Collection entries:
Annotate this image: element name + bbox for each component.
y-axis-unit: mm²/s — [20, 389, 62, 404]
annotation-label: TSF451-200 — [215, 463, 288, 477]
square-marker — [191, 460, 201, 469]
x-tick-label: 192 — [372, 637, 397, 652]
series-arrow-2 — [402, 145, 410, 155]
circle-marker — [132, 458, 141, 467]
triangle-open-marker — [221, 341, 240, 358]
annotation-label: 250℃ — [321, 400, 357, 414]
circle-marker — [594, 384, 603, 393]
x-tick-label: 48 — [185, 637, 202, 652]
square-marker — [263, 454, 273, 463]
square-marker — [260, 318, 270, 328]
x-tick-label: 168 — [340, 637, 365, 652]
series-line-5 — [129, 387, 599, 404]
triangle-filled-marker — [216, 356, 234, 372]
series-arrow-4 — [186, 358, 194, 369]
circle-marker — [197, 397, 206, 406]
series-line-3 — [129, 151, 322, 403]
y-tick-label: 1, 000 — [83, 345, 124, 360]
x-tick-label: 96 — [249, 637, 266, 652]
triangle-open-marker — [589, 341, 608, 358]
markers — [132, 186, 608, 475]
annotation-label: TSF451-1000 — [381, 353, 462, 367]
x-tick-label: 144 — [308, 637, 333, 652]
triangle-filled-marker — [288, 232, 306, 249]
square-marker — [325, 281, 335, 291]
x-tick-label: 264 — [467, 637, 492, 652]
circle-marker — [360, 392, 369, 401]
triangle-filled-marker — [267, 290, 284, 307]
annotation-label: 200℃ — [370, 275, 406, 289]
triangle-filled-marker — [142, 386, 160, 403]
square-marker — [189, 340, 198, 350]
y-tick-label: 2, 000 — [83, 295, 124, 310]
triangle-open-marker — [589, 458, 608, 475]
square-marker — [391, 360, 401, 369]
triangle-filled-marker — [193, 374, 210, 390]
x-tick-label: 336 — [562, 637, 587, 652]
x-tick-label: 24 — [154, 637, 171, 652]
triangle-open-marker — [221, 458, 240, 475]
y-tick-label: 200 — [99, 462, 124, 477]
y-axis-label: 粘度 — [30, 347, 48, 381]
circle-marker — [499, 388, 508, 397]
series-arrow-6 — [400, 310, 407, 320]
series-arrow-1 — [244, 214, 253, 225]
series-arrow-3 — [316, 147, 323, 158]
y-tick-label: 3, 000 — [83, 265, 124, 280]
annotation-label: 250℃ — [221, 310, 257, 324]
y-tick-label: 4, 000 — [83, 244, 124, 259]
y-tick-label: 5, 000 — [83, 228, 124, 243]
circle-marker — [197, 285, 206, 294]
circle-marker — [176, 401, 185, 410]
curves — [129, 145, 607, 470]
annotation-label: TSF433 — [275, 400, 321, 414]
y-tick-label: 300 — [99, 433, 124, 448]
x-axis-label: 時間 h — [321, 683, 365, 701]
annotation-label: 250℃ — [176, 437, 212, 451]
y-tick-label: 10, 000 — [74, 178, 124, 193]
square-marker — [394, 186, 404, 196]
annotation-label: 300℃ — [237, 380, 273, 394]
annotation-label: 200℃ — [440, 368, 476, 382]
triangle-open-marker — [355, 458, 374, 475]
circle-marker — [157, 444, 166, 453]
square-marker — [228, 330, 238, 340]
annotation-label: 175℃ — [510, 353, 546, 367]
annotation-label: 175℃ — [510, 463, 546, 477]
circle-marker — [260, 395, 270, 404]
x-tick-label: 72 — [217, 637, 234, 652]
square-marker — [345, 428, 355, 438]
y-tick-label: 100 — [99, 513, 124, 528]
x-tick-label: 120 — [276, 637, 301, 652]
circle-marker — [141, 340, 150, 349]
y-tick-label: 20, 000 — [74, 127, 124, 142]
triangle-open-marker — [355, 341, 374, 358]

---

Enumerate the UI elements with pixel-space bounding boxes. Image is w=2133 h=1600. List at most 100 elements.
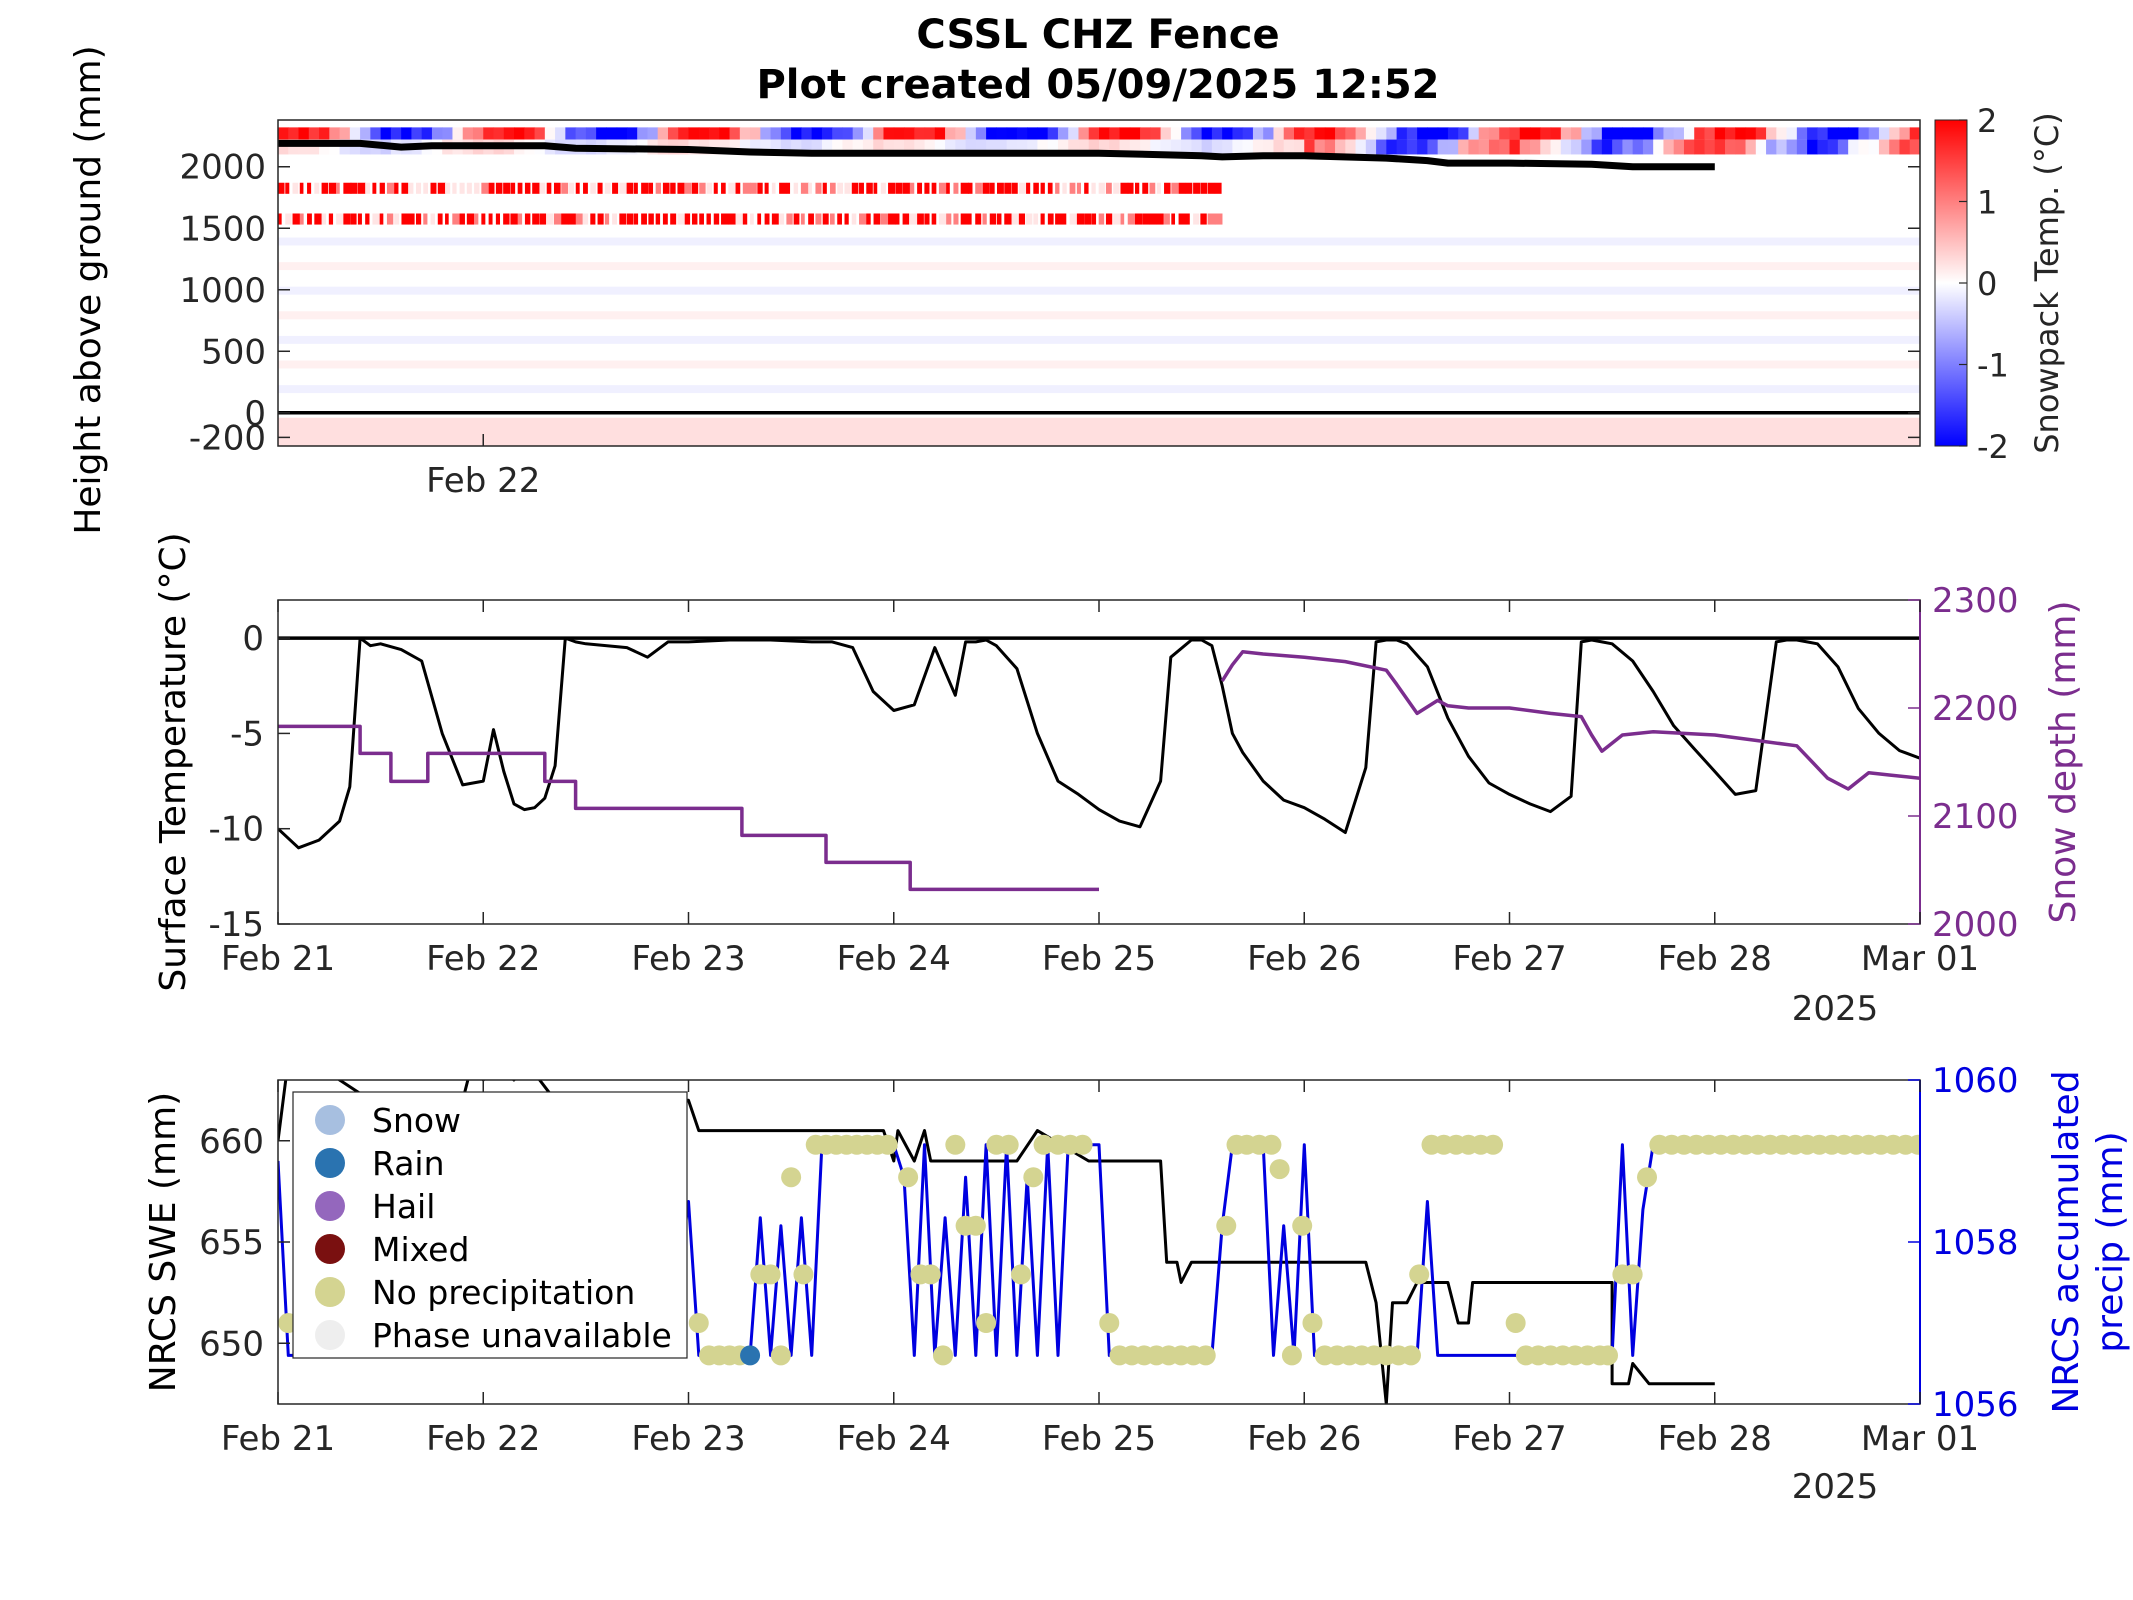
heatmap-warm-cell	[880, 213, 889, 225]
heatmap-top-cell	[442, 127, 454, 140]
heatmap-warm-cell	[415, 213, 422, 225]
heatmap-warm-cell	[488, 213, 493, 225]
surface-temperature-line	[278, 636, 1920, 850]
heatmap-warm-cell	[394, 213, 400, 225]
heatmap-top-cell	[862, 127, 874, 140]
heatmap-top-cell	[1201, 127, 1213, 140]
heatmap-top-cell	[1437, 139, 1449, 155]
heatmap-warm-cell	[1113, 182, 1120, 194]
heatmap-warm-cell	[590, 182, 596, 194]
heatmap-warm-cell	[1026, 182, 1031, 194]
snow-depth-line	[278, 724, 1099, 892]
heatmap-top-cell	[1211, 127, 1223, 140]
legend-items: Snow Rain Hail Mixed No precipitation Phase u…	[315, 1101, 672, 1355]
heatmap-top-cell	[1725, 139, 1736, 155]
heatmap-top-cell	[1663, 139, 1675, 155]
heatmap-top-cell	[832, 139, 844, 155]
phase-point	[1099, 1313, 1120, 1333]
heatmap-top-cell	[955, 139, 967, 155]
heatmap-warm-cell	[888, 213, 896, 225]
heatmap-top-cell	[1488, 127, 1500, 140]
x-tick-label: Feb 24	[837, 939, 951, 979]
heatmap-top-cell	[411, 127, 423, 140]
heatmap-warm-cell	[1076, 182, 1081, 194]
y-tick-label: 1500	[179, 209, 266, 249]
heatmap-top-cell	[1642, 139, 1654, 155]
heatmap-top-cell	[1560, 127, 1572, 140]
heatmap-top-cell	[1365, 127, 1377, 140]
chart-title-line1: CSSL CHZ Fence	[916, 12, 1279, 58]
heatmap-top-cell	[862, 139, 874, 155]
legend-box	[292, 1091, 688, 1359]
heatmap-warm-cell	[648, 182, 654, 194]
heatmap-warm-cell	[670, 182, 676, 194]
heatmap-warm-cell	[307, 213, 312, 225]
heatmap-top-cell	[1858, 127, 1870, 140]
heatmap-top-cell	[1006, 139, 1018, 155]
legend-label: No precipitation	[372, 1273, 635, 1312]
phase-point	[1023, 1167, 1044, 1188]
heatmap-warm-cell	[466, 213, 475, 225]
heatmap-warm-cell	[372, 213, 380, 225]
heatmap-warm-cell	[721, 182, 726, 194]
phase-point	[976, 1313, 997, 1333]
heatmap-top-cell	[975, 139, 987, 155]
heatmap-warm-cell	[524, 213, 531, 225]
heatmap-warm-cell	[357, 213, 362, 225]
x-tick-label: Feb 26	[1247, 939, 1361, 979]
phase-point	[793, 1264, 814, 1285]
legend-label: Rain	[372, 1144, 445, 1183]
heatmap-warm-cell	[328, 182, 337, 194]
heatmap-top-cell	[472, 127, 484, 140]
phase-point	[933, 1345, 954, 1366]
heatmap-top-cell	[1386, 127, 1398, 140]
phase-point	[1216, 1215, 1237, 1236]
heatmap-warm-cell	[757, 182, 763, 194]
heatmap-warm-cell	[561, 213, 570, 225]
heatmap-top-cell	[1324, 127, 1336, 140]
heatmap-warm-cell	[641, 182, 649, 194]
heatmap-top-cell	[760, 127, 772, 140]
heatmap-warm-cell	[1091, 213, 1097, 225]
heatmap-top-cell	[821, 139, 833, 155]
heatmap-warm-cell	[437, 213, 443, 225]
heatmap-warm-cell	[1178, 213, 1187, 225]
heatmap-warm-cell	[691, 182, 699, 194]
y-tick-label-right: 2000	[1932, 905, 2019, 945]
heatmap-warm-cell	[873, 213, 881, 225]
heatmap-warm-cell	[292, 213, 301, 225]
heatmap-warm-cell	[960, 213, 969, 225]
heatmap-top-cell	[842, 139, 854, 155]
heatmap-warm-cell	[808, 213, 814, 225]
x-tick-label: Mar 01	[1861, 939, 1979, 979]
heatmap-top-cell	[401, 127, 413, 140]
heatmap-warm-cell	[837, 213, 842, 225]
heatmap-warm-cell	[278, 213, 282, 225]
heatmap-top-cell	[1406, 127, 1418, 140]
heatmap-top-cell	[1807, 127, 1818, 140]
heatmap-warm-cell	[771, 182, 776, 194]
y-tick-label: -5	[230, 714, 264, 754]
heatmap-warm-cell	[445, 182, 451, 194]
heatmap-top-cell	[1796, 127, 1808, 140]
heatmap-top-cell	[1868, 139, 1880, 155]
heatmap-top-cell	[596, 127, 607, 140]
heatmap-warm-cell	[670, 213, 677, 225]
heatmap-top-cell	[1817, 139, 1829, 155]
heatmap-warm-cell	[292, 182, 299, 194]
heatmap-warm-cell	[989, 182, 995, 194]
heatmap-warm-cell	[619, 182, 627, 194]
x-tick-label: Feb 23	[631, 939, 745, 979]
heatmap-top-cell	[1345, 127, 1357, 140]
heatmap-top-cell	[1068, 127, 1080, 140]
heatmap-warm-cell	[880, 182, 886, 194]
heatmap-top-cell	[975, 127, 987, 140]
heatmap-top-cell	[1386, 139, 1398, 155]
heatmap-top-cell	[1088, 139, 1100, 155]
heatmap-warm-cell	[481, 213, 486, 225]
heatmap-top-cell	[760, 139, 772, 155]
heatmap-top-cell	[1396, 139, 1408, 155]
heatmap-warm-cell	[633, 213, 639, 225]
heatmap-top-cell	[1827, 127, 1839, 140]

--

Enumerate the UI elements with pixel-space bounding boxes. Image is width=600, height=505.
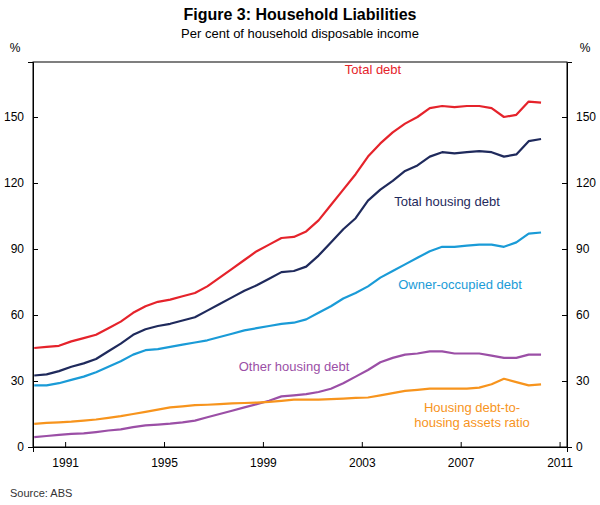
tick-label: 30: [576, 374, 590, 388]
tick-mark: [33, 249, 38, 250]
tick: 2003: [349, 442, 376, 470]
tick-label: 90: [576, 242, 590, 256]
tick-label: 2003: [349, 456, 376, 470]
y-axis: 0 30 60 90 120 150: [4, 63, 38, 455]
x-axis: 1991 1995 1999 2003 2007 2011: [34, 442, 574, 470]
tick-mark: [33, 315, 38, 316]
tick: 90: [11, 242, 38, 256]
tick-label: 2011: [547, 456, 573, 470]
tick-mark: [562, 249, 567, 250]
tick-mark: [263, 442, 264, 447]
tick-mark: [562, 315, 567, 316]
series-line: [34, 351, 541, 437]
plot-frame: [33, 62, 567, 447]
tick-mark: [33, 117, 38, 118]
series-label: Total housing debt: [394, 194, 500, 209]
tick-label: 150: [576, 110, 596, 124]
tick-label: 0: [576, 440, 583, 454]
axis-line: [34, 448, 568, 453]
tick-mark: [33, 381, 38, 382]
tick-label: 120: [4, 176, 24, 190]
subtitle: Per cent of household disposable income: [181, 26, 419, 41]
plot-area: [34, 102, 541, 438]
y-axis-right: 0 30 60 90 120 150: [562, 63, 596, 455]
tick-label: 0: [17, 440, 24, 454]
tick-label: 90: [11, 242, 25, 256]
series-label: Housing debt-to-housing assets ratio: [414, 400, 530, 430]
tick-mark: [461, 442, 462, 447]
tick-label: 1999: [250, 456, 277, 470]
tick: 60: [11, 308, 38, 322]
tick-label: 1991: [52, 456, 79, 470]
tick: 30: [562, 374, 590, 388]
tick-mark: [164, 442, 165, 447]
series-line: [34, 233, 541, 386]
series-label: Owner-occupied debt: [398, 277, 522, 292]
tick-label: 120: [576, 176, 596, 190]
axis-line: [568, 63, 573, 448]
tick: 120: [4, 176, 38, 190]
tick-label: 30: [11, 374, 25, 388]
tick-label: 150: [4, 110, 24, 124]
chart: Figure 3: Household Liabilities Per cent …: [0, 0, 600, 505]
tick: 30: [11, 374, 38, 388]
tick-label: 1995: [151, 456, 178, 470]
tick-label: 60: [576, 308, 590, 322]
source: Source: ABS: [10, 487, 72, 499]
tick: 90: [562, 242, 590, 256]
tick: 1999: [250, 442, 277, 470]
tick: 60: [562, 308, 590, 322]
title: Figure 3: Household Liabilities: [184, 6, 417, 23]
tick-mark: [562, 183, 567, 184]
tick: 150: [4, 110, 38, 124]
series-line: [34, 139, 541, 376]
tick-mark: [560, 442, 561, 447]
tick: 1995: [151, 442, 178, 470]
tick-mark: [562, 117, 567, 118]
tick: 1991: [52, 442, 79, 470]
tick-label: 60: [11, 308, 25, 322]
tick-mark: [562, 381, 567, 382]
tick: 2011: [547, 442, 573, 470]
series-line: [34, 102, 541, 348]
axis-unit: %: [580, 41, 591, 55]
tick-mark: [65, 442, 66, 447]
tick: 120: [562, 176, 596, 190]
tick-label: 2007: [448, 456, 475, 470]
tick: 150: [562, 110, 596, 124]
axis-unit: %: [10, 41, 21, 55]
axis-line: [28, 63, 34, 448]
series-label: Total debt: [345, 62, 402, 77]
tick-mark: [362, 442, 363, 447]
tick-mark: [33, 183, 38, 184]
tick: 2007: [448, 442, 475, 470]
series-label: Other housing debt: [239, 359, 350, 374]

OBJECTIVE>
Reproduce the records verbatim from the line containing "tick-label: 30: [576, 374, 590, 388]" through the line containing "tick-label: 1995: [151, 456, 178, 470]", including both of those lines.

ANSWER FOR THE TASK>
tick-label: 30: [576, 374, 590, 388]
tick-mark: [33, 249, 38, 250]
tick: 2003: [349, 442, 376, 470]
tick-label: 90: [576, 242, 590, 256]
tick-label: 2003: [349, 456, 376, 470]
y-axis: 0 30 60 90 120 150: [4, 63, 38, 455]
x-axis: 1991 1995 1999 2003 2007 2011: [34, 442, 574, 470]
tick-mark: [33, 315, 38, 316]
tick: 90: [11, 242, 38, 256]
tick-label: 2011: [547, 456, 573, 470]
tick-mark: [562, 249, 567, 250]
tick-mark: [263, 442, 264, 447]
tick-mark: [562, 315, 567, 316]
series-line: [34, 351, 541, 437]
plot-frame: [33, 62, 567, 447]
tick-mark: [33, 117, 38, 118]
series-label: Total housing debt: [394, 194, 500, 209]
tick-label: 150: [576, 110, 596, 124]
tick-label: 0: [576, 440, 583, 454]
axis-line: [34, 448, 568, 453]
tick-mark: [33, 381, 38, 382]
tick-label: 120: [4, 176, 24, 190]
subtitle: Per cent of household disposable income: [181, 26, 419, 41]
plot-area: [34, 102, 541, 438]
y-axis-right: 0 30 60 90 120 150: [562, 63, 596, 455]
tick-label: 0: [17, 440, 24, 454]
tick-label: 90: [11, 242, 25, 256]
series-label: Housing debt-to-housing assets ratio: [414, 400, 530, 430]
tick-mark: [461, 442, 462, 447]
tick-label: 1999: [250, 456, 277, 470]
tick: 60: [11, 308, 38, 322]
tick-label: 1991: [52, 456, 79, 470]
tick: 30: [562, 374, 590, 388]
tick-mark: [164, 442, 165, 447]
series-line: [34, 233, 541, 386]
series-label: Owner-occupied debt: [398, 277, 522, 292]
tick-label: 120: [576, 176, 596, 190]
axis-line: [568, 63, 573, 448]
tick: 120: [4, 176, 38, 190]
tick-label: 30: [11, 374, 25, 388]
tick-label: 150: [4, 110, 24, 124]
chart: Figure 3: Household Liabilities Per cent …: [0, 0, 600, 505]
tick: 30: [11, 374, 38, 388]
tick-label: 1995: [151, 456, 178, 470]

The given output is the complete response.